Return the full material exactly.

__________________________________________________

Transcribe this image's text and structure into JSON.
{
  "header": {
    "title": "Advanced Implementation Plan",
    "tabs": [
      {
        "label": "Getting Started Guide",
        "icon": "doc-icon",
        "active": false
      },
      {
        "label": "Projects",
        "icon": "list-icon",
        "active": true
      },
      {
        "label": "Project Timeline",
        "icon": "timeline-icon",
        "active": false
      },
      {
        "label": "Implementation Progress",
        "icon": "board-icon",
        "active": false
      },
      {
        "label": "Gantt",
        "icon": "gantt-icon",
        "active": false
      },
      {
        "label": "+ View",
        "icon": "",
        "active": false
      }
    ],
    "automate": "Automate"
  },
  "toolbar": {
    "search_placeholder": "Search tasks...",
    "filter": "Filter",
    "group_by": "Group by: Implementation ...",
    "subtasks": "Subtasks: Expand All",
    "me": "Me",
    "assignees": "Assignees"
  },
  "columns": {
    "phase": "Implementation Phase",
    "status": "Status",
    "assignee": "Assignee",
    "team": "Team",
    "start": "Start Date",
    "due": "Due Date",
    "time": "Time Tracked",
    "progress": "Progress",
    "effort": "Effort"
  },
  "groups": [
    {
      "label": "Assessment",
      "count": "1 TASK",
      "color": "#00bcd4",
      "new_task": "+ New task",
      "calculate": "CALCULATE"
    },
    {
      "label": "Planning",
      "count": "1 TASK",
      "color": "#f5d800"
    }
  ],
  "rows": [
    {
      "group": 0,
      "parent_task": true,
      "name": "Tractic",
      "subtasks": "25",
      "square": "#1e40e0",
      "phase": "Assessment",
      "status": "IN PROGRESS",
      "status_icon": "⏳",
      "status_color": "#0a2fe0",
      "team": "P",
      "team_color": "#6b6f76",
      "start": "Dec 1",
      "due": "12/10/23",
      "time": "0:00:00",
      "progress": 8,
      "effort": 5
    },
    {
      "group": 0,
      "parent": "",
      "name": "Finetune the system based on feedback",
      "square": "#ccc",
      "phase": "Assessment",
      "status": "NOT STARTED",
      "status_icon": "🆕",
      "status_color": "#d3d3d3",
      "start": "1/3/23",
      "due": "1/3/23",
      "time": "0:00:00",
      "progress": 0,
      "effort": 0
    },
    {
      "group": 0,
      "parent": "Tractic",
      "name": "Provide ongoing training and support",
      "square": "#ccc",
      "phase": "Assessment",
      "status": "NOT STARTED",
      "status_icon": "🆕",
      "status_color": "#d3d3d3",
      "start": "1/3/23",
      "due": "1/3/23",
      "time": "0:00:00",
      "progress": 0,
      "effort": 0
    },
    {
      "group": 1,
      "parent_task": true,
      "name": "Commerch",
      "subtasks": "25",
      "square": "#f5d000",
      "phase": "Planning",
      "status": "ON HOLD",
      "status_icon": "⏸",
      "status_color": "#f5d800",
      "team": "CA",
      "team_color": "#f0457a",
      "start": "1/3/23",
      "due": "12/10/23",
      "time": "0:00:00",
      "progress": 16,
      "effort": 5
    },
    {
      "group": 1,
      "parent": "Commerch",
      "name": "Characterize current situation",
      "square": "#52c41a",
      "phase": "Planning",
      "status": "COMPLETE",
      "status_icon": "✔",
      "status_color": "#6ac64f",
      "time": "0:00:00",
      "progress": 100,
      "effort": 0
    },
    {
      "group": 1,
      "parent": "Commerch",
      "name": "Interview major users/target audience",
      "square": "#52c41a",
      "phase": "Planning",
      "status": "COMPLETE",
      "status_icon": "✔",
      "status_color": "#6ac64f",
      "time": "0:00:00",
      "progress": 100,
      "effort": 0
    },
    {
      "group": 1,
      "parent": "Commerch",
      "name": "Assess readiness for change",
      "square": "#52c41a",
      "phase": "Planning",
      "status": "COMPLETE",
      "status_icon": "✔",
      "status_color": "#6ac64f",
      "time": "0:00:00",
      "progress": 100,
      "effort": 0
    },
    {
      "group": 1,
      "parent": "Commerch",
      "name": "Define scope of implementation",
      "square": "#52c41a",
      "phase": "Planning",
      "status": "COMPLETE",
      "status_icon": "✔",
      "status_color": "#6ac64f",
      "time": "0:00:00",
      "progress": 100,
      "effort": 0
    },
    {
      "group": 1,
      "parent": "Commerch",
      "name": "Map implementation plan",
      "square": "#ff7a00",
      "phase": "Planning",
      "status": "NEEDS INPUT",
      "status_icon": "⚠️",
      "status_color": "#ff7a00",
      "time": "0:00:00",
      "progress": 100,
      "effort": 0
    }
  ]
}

__________________________________________________

ANSWER TO THIS EXERCISE.
Transcribe this image's text and structure into JSON.
{
  "header": {
    "title": "Advanced Implementation Plan",
    "tabs": [
      {
        "label": "Getting Started Guide",
        "icon": "doc-icon",
        "active": false
      },
      {
        "label": "Projects",
        "icon": "list-icon",
        "active": true
      },
      {
        "label": "Project Timeline",
        "icon": "timeline-icon",
        "active": false
      },
      {
        "label": "Implementation Progress",
        "icon": "board-icon",
        "active": false
      },
      {
        "label": "Gantt",
        "icon": "gantt-icon",
        "active": false
      },
      {
        "label": "+ View",
        "icon": "",
        "active": false
      }
    ],
    "automate": "Automate"
  },
  "toolbar": {
    "search_placeholder": "Search tasks...",
    "filter": "Filter",
    "group_by": "Group by: Implementation ...",
    "subtasks": "Subtasks: Expand All",
    "me": "Me",
    "assignees": "Assignees"
  },
  "columns": {
    "phase": "Implementation Phase",
    "status": "Status",
    "assignee": "Assignee",
    "team": "Team",
    "start": "Start Date",
    "due": "Due Date",
    "time": "Time Tracked",
    "progress": "Progress",
    "effort": "Effort"
  },
  "groups": [
    {
      "label": "Assessment",
      "count": "1 TASK",
      "color": "#00bcd4",
      "new_task": "+ New task",
      "calculate": "CALCULATE"
    },
    {
      "label": "Planning",
      "count": "1 TASK",
      "color": "#f5d800"
    }
  ],
  "rows": [
    {
      "group": 0,
      "parent_task": true,
      "name": "Tractic",
      "subtasks": "25",
      "square": "#1e40e0",
      "phase": "Assessment",
      "status": "IN PROGRESS",
      "status_icon": "⏳",
      "status_color": "#0a2fe0",
      "team": "P",
      "team_color": "#6b6f76",
      "start": "Dec 1",
      "due": "12/10/23",
      "time": "0:00:00",
      "progress": 8,
      "effort": 5
    },
    {
      "group": 0,
      "parent": "",
      "name": "Finetune the system based on feedback",
      "square": "#ccc",
      "phase": "Assessment",
      "status": "NOT STARTED",
      "status_icon": "🆕",
      "status_color": "#d3d3d3",
      "start": "1/3/23",
      "due": "1/3/23",
      "time": "0:00:00",
      "progress": 0,
      "effort": 0
    },
    {
      "group": 0,
      "parent": "Tractic",
      "name": "Provide ongoing training and support",
      "square": "#ccc",
      "phase": "Assessment",
      "status": "NOT STARTED",
      "status_icon": "🆕",
      "status_color": "#d3d3d3",
      "start": "1/3/23",
      "due": "1/3/23",
      "time": "0:00:00",
      "progress": 0,
      "effort": 0
    },
    {
      "group": 1,
      "parent_task": true,
      "name": "Commerch",
      "subtasks": "25",
      "square": "#f5d000",
      "phase": "Planning",
      "status": "ON HOLD",
      "status_icon": "⏸",
      "status_color": "#f5d800",
      "team": "CA",
      "team_color": "#f0457a",
      "start": "1/3/23",
      "due": "12/10/23",
      "time": "0:00:00",
      "progress": 16,
      "effort": 5
    },
    {
      "group": 1,
      "parent": "Commerch",
      "name": "Characterize current situation",
      "square": "#52c41a",
      "phase": "Planning",
      "status": "COMPLETE",
      "status_icon": "✔",
      "status_color": "#6ac64f",
      "time": "0:00:00",
      "progress": 100,
      "effort": 0
    },
    {
      "group": 1,
      "parent": "Commerch",
      "name": "Interview major users/target audience",
      "square": "#52c41a",
      "phase": "Planning",
      "status": "COMPLETE",
      "status_icon": "✔",
      "status_color": "#6ac64f",
      "time": "0:00:00",
      "progress": 100,
      "effort": 0
    },
    {
      "group": 1,
      "parent": "Commerch",
      "name": "Assess readiness for change",
      "square": "#52c41a",
      "phase": "Planning",
      "status": "COMPLETE",
      "status_icon": "✔",
      "status_color": "#6ac64f",
      "time": "0:00:00",
      "progress": 100,
      "effort": 0
    },
    {
      "group": 1,
      "parent": "Commerch",
      "name": "Define scope of implementation",
      "square": "#52c41a",
      "phase": "Planning",
      "status": "COMPLETE",
      "status_icon": "✔",
      "status_color": "#6ac64f",
      "time": "0:00:00",
      "progress": 100,
      "effort": 0
    },
    {
      "group": 1,
      "parent": "Commerch",
      "name": "Map implementation plan",
      "square": "#ff7a00",
      "phase": "Planning",
      "status": "NEEDS INPUT",
      "status_icon": "⚠️",
      "status_color": "#ff7a00",
      "time": "0:00:00",
      "progress": 100,
      "effort": 0
    }
  ]
}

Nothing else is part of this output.